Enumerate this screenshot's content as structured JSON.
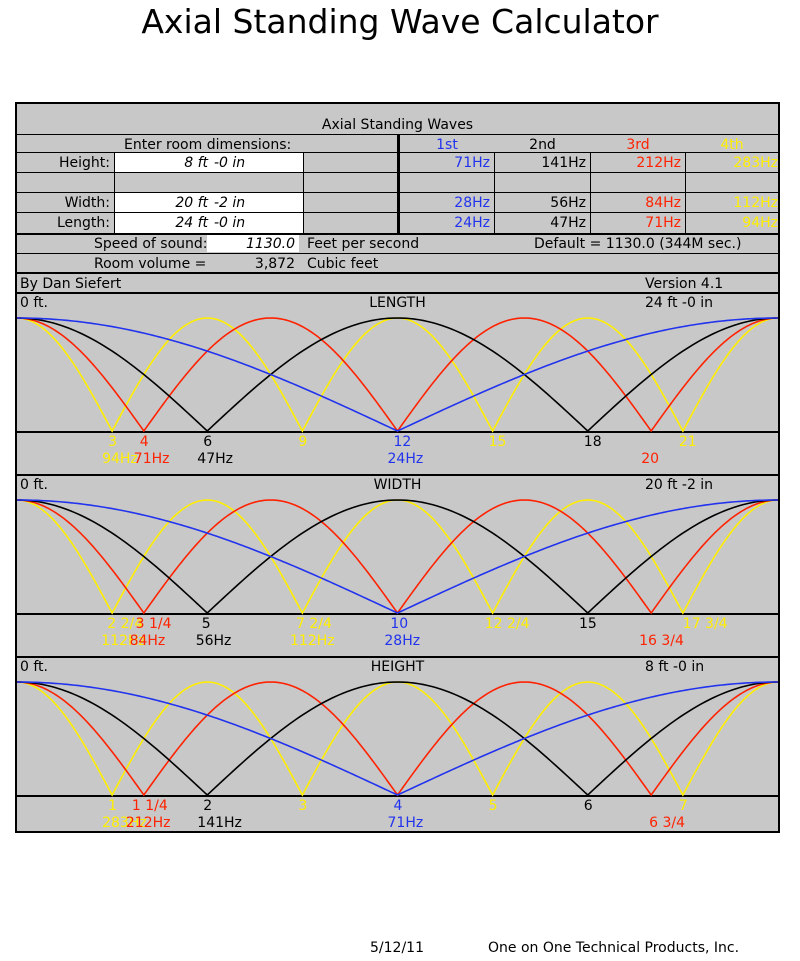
{
  "title": "Axial Standing Wave Calculator",
  "table": {
    "heading": "Axial Standing Waves",
    "enter_label": "Enter room dimensions:",
    "harmonic_headers": [
      "1st",
      "2nd",
      "3rd",
      "4th"
    ],
    "rows": [
      {
        "label": "Height:",
        "ft": "8 ft",
        "in": "-0 in",
        "freqs": [
          "71Hz",
          "141Hz",
          "212Hz",
          "283Hz"
        ]
      },
      {
        "label": "Width:",
        "ft": "20 ft",
        "in": "-2 in",
        "freqs": [
          "28Hz",
          "56Hz",
          "84Hz",
          "112Hz"
        ]
      },
      {
        "label": "Length:",
        "ft": "24 ft",
        "in": "-0 in",
        "freqs": [
          "24Hz",
          "47Hz",
          "71Hz",
          "94Hz"
        ]
      }
    ],
    "speed_label": "Speed of sound:",
    "speed_value": "1130.0",
    "speed_unit": "Feet per second",
    "default_note": "Default = 1130.0 (344M sec.)",
    "volume_label": "Room volume =",
    "volume_value": "3,872",
    "volume_unit": "Cubic feet",
    "author": "By Dan Siefert",
    "version": "Version 4.1"
  },
  "colors": {
    "h1": "#2233ee",
    "h2": "#000000",
    "h3": "#ff2200",
    "h4": "#ffee00"
  },
  "panels": [
    {
      "name": "LENGTH",
      "start": "0 ft.",
      "end": "24 ft -0 in",
      "dimension_ft": 24,
      "markers": [
        {
          "pos": 3,
          "label": "3",
          "freq": "94Hz",
          "color": "h4"
        },
        {
          "pos": 4,
          "label": "4",
          "freq": "71Hz",
          "color": "h3"
        },
        {
          "pos": 6,
          "label": "6",
          "freq": "47Hz",
          "color": "h2"
        },
        {
          "pos": 9,
          "label": "9",
          "freq": "",
          "color": "h4"
        },
        {
          "pos": 12,
          "label": "12",
          "freq": "24Hz",
          "color": "h1"
        },
        {
          "pos": 15,
          "label": "15",
          "freq": "",
          "color": "h4"
        },
        {
          "pos": 18,
          "label": "18",
          "freq": "",
          "color": "h2"
        },
        {
          "pos": 20,
          "label": "",
          "freq": "20",
          "color": "h3"
        },
        {
          "pos": 21,
          "label": "21",
          "freq": "",
          "color": "h4"
        }
      ]
    },
    {
      "name": "WIDTH",
      "start": "0 ft.",
      "end": "20 ft -2 in",
      "dimension_ft": 20.1667,
      "markers": [
        {
          "pos": 2.5,
          "label": "2 2/4",
          "freq": "112Hz",
          "color": "h4"
        },
        {
          "pos": 3.25,
          "label": "3 1/4",
          "freq": "84Hz",
          "color": "h3"
        },
        {
          "pos": 5,
          "label": "5",
          "freq": "56Hz",
          "color": "h2"
        },
        {
          "pos": 7.5,
          "label": "7 2/4",
          "freq": "112Hz",
          "color": "h4"
        },
        {
          "pos": 10,
          "label": "10",
          "freq": "28Hz",
          "color": "h1"
        },
        {
          "pos": 12.5,
          "label": "12 2/4",
          "freq": "",
          "color": "h4"
        },
        {
          "pos": 15,
          "label": "15",
          "freq": "",
          "color": "h2"
        },
        {
          "pos": 16.75,
          "label": "",
          "freq": "16 3/4",
          "color": "h3"
        },
        {
          "pos": 17.75,
          "label": "17 3/4",
          "freq": "",
          "color": "h4"
        }
      ]
    },
    {
      "name": "HEIGHT",
      "start": "0 ft.",
      "end": "8 ft -0 in",
      "dimension_ft": 8,
      "markers": [
        {
          "pos": 1,
          "label": "1",
          "freq": "283Hz",
          "color": "h4"
        },
        {
          "pos": 1.25,
          "label": "1 1/4",
          "freq": "212Hz",
          "color": "h3"
        },
        {
          "pos": 2,
          "label": "2",
          "freq": "141Hz",
          "color": "h2"
        },
        {
          "pos": 3,
          "label": "3",
          "freq": "",
          "color": "h4"
        },
        {
          "pos": 4,
          "label": "4",
          "freq": "71Hz",
          "color": "h1"
        },
        {
          "pos": 5,
          "label": "5",
          "freq": "",
          "color": "h4"
        },
        {
          "pos": 6,
          "label": "6",
          "freq": "",
          "color": "h2"
        },
        {
          "pos": 6.75,
          "label": "",
          "freq": "6 3/4",
          "color": "h3"
        },
        {
          "pos": 7,
          "label": "7",
          "freq": "",
          "color": "h4"
        }
      ]
    }
  ],
  "footer": {
    "date": "5/12/11",
    "company": "One on One Technical Products, Inc."
  }
}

********************

*GOAL OF THE EXERCISE*:
Pick out every line with the string "Standing" and copy it.

*SOLUTION TO THIS PROBLEM*:
  "title": "Axial Standing Wave Calculator",
    "heading": "Axial Standing Waves",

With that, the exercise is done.